** Start of Record list **

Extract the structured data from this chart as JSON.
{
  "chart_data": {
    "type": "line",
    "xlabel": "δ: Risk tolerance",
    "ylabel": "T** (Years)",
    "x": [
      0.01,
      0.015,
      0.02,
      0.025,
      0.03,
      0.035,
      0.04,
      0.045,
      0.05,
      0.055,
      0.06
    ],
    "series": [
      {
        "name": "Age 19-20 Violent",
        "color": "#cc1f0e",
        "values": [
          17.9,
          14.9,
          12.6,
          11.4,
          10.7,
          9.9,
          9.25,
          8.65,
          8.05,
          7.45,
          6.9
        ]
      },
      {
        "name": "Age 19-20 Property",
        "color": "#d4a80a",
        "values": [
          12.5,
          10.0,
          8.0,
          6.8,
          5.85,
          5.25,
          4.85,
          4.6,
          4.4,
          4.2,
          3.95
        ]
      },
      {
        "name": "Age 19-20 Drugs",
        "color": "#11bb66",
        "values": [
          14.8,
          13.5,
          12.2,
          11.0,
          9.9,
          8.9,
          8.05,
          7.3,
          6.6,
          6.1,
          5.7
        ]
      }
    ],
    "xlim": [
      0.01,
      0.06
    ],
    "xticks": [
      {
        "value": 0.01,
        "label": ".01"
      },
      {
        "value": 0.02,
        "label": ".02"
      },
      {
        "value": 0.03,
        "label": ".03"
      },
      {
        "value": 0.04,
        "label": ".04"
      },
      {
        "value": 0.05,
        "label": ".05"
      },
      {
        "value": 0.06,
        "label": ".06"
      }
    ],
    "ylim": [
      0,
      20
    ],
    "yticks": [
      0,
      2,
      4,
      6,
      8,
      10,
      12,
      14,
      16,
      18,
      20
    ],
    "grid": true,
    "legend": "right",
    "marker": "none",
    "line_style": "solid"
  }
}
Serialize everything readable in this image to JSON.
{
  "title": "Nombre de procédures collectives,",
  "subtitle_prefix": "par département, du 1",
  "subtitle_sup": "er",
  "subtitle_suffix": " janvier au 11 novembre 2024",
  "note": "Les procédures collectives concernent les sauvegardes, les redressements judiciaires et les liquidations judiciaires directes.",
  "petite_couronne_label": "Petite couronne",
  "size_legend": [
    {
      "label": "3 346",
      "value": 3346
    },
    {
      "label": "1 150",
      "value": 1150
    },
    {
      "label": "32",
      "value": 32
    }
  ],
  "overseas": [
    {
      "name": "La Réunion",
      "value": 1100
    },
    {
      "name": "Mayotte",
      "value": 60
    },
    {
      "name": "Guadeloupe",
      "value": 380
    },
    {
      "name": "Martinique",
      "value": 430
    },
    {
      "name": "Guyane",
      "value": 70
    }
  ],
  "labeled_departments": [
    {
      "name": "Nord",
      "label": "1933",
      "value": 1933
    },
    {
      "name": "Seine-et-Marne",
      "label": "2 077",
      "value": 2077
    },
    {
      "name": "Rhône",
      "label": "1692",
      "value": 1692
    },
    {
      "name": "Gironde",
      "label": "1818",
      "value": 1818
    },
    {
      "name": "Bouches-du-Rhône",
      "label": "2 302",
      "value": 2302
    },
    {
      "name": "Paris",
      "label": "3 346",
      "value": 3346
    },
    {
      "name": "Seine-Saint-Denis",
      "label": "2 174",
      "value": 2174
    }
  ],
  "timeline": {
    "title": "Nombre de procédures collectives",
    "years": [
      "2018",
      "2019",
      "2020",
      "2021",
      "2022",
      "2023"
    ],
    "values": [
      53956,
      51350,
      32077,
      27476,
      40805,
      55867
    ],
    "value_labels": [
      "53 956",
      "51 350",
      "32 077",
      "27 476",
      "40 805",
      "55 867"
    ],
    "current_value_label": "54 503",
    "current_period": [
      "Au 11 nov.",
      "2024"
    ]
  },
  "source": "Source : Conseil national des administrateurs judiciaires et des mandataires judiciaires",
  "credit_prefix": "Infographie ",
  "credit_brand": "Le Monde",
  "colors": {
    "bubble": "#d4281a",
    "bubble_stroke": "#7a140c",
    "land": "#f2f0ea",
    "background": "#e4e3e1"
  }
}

** End of Record list **

(What you need to do): The entries above must be returned exactly.

(Output below):
Extract the structured data from this chart as JSON.
{
  "chart_data": {
    "type": "line",
    "xlabel": "δ: Risk tolerance",
    "ylabel": "T** (Years)",
    "x": [
      0.01,
      0.015,
      0.02,
      0.025,
      0.03,
      0.035,
      0.04,
      0.045,
      0.05,
      0.055,
      0.06
    ],
    "series": [
      {
        "name": "Age 19-20 Violent",
        "color": "#cc1f0e",
        "values": [
          17.9,
          14.9,
          12.6,
          11.4,
          10.7,
          9.9,
          9.25,
          8.65,
          8.05,
          7.45,
          6.9
        ]
      },
      {
        "name": "Age 19-20 Property",
        "color": "#d4a80a",
        "values": [
          12.5,
          10.0,
          8.0,
          6.8,
          5.85,
          5.25,
          4.85,
          4.6,
          4.4,
          4.2,
          3.95
        ]
      },
      {
        "name": "Age 19-20 Drugs",
        "color": "#11bb66",
        "values": [
          14.8,
          13.5,
          12.2,
          11.0,
          9.9,
          8.9,
          8.05,
          7.3,
          6.6,
          6.1,
          5.7
        ]
      }
    ],
    "xlim": [
      0.01,
      0.06
    ],
    "xticks": [
      {
        "value": 0.01,
        "label": ".01"
      },
      {
        "value": 0.02,
        "label": ".02"
      },
      {
        "value": 0.03,
        "label": ".03"
      },
      {
        "value": 0.04,
        "label": ".04"
      },
      {
        "value": 0.05,
        "label": ".05"
      },
      {
        "value": 0.06,
        "label": ".06"
      }
    ],
    "ylim": [
      0,
      20
    ],
    "yticks": [
      0,
      2,
      4,
      6,
      8,
      10,
      12,
      14,
      16,
      18,
      20
    ],
    "grid": true,
    "legend": "right",
    "marker": "none",
    "line_style": "solid"
  }
}
Serialize everything readable in this image to JSON.
{
  "title": "Nombre de procédures collectives,",
  "subtitle_prefix": "par département, du 1",
  "subtitle_sup": "er",
  "subtitle_suffix": " janvier au 11 novembre 2024",
  "note": "Les procédures collectives concernent les sauvegardes, les redressements judiciaires et les liquidations judiciaires directes.",
  "petite_couronne_label": "Petite couronne",
  "size_legend": [
    {
      "label": "3 346",
      "value": 3346
    },
    {
      "label": "1 150",
      "value": 1150
    },
    {
      "label": "32",
      "value": 32
    }
  ],
  "overseas": [
    {
      "name": "La Réunion",
      "value": 1100
    },
    {
      "name": "Mayotte",
      "value": 60
    },
    {
      "name": "Guadeloupe",
      "value": 380
    },
    {
      "name": "Martinique",
      "value": 430
    },
    {
      "name": "Guyane",
      "value": 70
    }
  ],
  "labeled_departments": [
    {
      "name": "Nord",
      "label": "1933",
      "value": 1933
    },
    {
      "name": "Seine-et-Marne",
      "label": "2 077",
      "value": 2077
    },
    {
      "name": "Rhône",
      "label": "1692",
      "value": 1692
    },
    {
      "name": "Gironde",
      "label": "1818",
      "value": 1818
    },
    {
      "name": "Bouches-du-Rhône",
      "label": "2 302",
      "value": 2302
    },
    {
      "name": "Paris",
      "label": "3 346",
      "value": 3346
    },
    {
      "name": "Seine-Saint-Denis",
      "label": "2 174",
      "value": 2174
    }
  ],
  "timeline": {
    "title": "Nombre de procédures collectives",
    "years": [
      "2018",
      "2019",
      "2020",
      "2021",
      "2022",
      "2023"
    ],
    "values": [
      53956,
      51350,
      32077,
      27476,
      40805,
      55867
    ],
    "value_labels": [
      "53 956",
      "51 350",
      "32 077",
      "27 476",
      "40 805",
      "55 867"
    ],
    "current_value_label": "54 503",
    "current_period": [
      "Au 11 nov.",
      "2024"
    ]
  },
  "source": "Source : Conseil national des administrateurs judiciaires et des mandataires judiciaires",
  "credit_prefix": "Infographie ",
  "credit_brand": "Le Monde",
  "colors": {
    "bubble": "#d4281a",
    "bubble_stroke": "#7a140c",
    "land": "#f2f0ea",
    "background": "#e4e3e1"
  }
}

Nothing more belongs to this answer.